Work to complete:
What is needed is an exact repeat of the lines from the line containing "OCR this image." through the final line of the entries below, and nothing else.

[Stored items from a collection]
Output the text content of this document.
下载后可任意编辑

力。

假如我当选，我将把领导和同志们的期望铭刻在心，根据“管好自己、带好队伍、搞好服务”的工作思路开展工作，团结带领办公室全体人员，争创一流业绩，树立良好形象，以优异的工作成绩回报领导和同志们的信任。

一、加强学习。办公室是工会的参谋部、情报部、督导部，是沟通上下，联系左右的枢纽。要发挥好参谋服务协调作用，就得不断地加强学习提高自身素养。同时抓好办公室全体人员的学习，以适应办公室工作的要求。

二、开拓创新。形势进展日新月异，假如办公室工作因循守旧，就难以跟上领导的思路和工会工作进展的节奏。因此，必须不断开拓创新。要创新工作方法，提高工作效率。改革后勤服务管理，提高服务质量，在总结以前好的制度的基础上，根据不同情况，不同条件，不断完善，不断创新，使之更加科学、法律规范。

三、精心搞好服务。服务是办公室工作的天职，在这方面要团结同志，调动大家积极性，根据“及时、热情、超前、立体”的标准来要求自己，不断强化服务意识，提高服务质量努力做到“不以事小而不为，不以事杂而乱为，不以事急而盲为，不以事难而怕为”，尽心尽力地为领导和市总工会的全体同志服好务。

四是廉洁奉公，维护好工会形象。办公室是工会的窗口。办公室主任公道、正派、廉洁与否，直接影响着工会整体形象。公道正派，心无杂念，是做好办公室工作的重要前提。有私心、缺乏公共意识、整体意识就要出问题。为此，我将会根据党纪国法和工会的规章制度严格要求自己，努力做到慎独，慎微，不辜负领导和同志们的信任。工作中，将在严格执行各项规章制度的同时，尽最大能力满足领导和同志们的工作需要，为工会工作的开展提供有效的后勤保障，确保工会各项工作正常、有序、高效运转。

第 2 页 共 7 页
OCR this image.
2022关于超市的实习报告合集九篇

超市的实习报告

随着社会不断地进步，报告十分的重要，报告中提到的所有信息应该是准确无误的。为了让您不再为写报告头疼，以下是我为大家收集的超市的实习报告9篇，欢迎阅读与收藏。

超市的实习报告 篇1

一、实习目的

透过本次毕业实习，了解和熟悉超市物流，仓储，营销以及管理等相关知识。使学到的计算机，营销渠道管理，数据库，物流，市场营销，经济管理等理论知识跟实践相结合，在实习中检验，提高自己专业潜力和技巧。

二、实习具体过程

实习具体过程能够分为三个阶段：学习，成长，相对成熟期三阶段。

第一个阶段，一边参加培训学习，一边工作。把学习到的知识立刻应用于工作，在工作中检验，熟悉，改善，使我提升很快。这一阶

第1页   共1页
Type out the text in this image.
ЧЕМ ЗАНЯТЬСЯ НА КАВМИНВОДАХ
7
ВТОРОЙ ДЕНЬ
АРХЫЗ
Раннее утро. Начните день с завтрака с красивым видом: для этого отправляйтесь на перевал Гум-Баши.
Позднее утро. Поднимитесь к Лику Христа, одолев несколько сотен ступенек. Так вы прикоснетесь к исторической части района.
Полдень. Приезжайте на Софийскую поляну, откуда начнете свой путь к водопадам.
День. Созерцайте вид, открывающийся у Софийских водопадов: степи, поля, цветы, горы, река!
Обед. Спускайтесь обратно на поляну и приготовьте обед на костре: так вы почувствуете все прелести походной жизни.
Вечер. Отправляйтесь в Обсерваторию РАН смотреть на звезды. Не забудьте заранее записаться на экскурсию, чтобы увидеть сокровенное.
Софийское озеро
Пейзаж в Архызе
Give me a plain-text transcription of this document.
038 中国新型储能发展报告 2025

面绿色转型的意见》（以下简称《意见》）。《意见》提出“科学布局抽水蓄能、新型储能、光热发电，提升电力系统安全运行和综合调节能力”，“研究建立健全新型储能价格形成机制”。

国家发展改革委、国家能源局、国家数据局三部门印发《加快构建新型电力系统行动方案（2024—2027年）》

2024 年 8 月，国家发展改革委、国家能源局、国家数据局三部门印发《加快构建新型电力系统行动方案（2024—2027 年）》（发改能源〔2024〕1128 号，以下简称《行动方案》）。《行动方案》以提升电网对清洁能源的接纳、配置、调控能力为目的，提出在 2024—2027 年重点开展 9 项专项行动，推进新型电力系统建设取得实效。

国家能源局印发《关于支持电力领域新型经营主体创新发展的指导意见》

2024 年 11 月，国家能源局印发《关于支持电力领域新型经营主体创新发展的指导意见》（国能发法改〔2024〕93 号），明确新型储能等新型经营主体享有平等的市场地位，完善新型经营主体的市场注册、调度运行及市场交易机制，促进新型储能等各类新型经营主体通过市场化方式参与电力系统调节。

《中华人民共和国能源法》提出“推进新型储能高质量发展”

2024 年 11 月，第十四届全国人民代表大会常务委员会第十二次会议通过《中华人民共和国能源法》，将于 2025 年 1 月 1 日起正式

Full solution:
OCR this image.
2022关于超市的实习报告合集九篇

超市的实习报告

随着社会不断地进步，报告十分的重要，报告中提到的所有信息应该是准确无误的。为了让您不再为写报告头疼，以下是我为大家收集的超市的实习报告9篇，欢迎阅读与收藏。

超市的实习报告 篇1

一、实习目的

透过本次毕业实习，了解和熟悉超市物流，仓储，营销以及管理等相关知识。使学到的计算机，营销渠道管理，数据库，物流，市场营销，经济管理等理论知识跟实践相结合，在实习中检验，提高自己专业潜力和技巧。

二、实习具体过程

实习具体过程能够分为三个阶段：学习，成长，相对成熟期三阶段。

第一个阶段，一边参加培训学习，一边工作。把学习到的知识立刻应用于工作，在工作中检验，熟悉，改善，使我提升很快。这一阶

第1页   共1页
Type out the text in this image.
ЧЕМ ЗАНЯТЬСЯ НА КАВМИНВОДАХ
7
ВТОРОЙ ДЕНЬ
АРХЫЗ
Раннее утро. Начните день с завтрака с красивым видом: для этого отправляйтесь на перевал Гум-Баши.
Позднее утро. Поднимитесь к Лику Христа, одолев несколько сотен ступенек. Так вы прикоснетесь к исторической части района.
Полдень. Приезжайте на Софийскую поляну, откуда начнете свой путь к водопадам.
День. Созерцайте вид, открывающийся у Софийских водопадов: степи, поля, цветы, горы, река!
Обед. Спускайтесь обратно на поляну и приготовьте обед на костре: так вы почувствуете все прелести походной жизни.
Вечер. Отправляйтесь в Обсерваторию РАН смотреть на звезды. Не забудьте заранее записаться на экскурсию, чтобы увидеть сокровенное.
Софийское озеро
Пейзаж в Архызе
Give me a plain-text transcription of this document.
038 中国新型储能发展报告 2025

面绿色转型的意见》（以下简称《意见》）。《意见》提出“科学布局抽水蓄能、新型储能、光热发电，提升电力系统安全运行和综合调节能力”，“研究建立健全新型储能价格形成机制”。

国家发展改革委、国家能源局、国家数据局三部门印发《加快构建新型电力系统行动方案（2024—2027年）》

2024 年 8 月，国家发展改革委、国家能源局、国家数据局三部门印发《加快构建新型电力系统行动方案（2024—2027 年）》（发改能源〔2024〕1128 号，以下简称《行动方案》）。《行动方案》以提升电网对清洁能源的接纳、配置、调控能力为目的，提出在 2024—2027 年重点开展 9 项专项行动，推进新型电力系统建设取得实效。

国家能源局印发《关于支持电力领域新型经营主体创新发展的指导意见》

2024 年 11 月，国家能源局印发《关于支持电力领域新型经营主体创新发展的指导意见》（国能发法改〔2024〕93 号），明确新型储能等新型经营主体享有平等的市场地位，完善新型经营主体的市场注册、调度运行及市场交易机制，促进新型储能等各类新型经营主体通过市场化方式参与电力系统调节。

《中华人民共和国能源法》提出“推进新型储能高质量发展”

2024 年 11 月，第十四届全国人民代表大会常务委员会第十二次会议通过《中华人民共和国能源法》，将于 2025 年 1 月 1 日起正式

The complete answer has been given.